● What you are asked to do:
Your task is to tally the lines of the listing containing the word "والرسول" and report the figure alone.

● Material for the task:
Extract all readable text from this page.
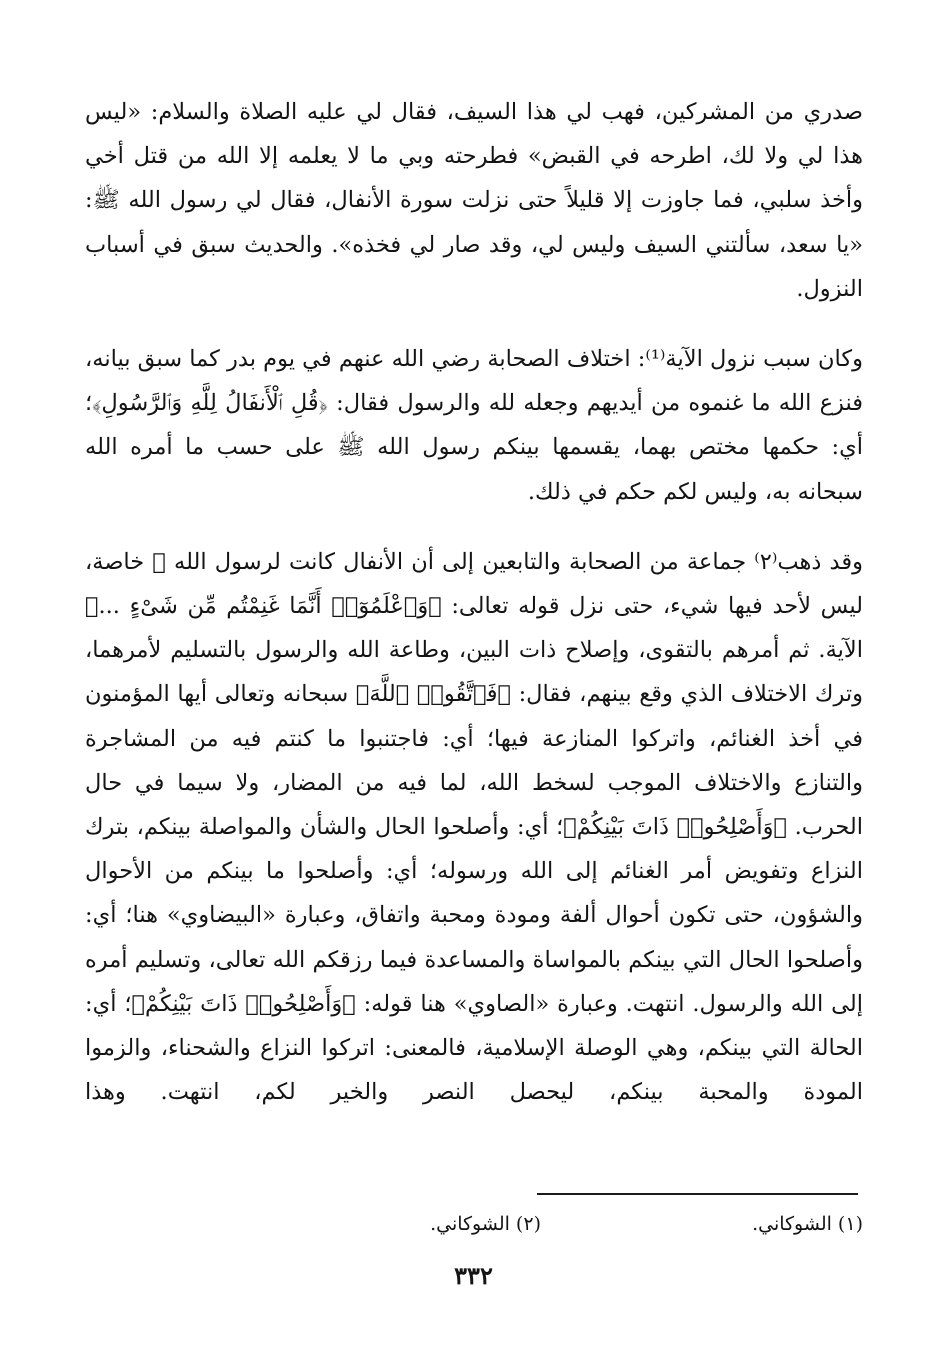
صدري من المشركين، فهب لي هذا السيف، فقال لي عليه الصلاة والسلام: «ليس هذا لي ولا لك، اطرحه في القبض» فطرحته وبي ما لا يعلمه إلا الله من قتل أخي وأخذ سلبي، فما جاوزت إلا قليلاً حتى نزلت سورة الأنفال، فقال لي رسول الله ﷺ: «يا سعد، سألتني السيف وليس لي، وقد صار لي فخذه». والحديث سبق في أسباب النزول.

وكان سبب نزول الآية⁽¹⁾: اختلاف الصحابة رضي الله عنهم في يوم بدر كما سبق بيانه، فنزع الله ما غنموه من أيديهم وجعله لله والرسول فقال: ﴿قُلِ ٱلْأَنفَالُ لِلَّهِ وَٱلرَّسُولِ﴾؛ أي: حكمها مختص بهما، يقسمها بينكم رسول الله ﷺ على حسب ما أمره الله سبحانه به، وليس لكم حكم في ذلك.

وقد ذهب⁽٢⁾ جماعة من الصحابة والتابعين إلى أن الأنفال كانت لرسول الله ﷺ خاصة، ليس لأحد فيها شيء، حتى نزل قوله تعالى: ﴿وَٱعْلَمُوٓا۟ أَنَّمَا غَنِمْتُم مِّن شَىْءٍ ...﴾ الآية. ثم أمرهم بالتقوى، وإصلاح ذات البين، وطاعة الله والرسول بالتسليم لأمرهما، وترك الاختلاف الذي وقع بينهم، فقال: ﴿فَٱتَّقُوا۟ ٱللَّهَ﴾ سبحانه وتعالى أيها المؤمنون في أخذ الغنائم، واتركوا المنازعة فيها؛ أي: فاجتنبوا ما كنتم فيه من المشاجرة والتنازع والاختلاف الموجب لسخط الله، لما فيه من المضار، ولا سيما في حال الحرب. ﴿وَأَصْلِحُوا۟ ذَاتَ بَيْنِكُمْ﴾؛ أي: وأصلحوا الحال والشأن والمواصلة بينكم، بترك النزاع وتفويض أمر الغنائم إلى الله ورسوله؛ أي: وأصلحوا ما بينكم من الأحوال والشؤون، حتى تكون أحوال ألفة ومودة ومحبة واتفاق، وعبارة «البيضاوي» هنا؛ أي: وأصلحوا الحال التي بينكم بالمواساة والمساعدة فيما رزقكم الله تعالى، وتسليم أمره إلى الله والرسول. انتهت. وعبارة «الصاوي» هنا قوله: ﴿وَأَصْلِحُوا۟ ذَاتَ بَيْنِكُمْ﴾؛ أي: الحالة التي بينكم، وهي الوصلة الإسلامية، فالمعنى: اتركوا النزاع والشحناء، والزموا المودة والمحبة بينكم، ليحصل النصر والخير لكم، انتهت. وهذا

(١) الشوكاني.
(٢) الشوكاني.
٣٣٢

● Finished answer:
2